• **Problem requirements**:
Repeat the listing word for word. No pictures belong in the copy.

• **Stored rows**:
[Begin]

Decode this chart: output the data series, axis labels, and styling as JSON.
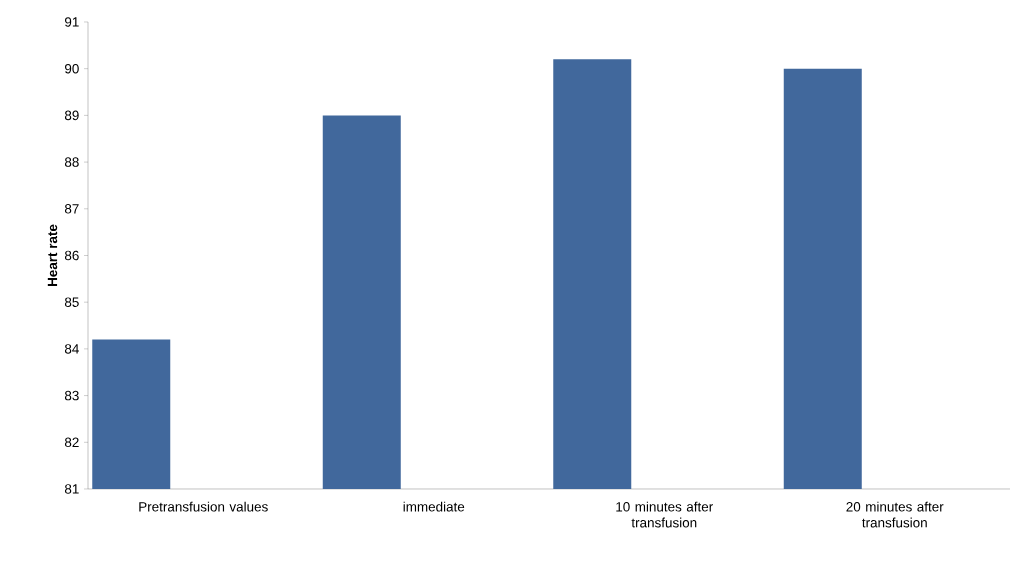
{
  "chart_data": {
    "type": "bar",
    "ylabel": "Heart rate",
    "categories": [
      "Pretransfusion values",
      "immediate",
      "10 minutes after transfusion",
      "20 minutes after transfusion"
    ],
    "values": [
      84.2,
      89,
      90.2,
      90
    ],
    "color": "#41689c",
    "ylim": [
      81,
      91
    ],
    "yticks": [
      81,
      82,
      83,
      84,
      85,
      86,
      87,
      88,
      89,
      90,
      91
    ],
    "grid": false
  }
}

[End]

• **Final result**:
Decode this chart: output the data series, axis labels, and styling as JSON.
{
  "chart_data": {
    "type": "bar",
    "ylabel": "Heart rate",
    "categories": [
      "Pretransfusion values",
      "immediate",
      "10 minutes after transfusion",
      "20 minutes after transfusion"
    ],
    "values": [
      84.2,
      89,
      90.2,
      90
    ],
    "color": "#41689c",
    "ylim": [
      81,
      91
    ],
    "yticks": [
      81,
      82,
      83,
      84,
      85,
      86,
      87,
      88,
      89,
      90,
      91
    ],
    "grid": false
  }
}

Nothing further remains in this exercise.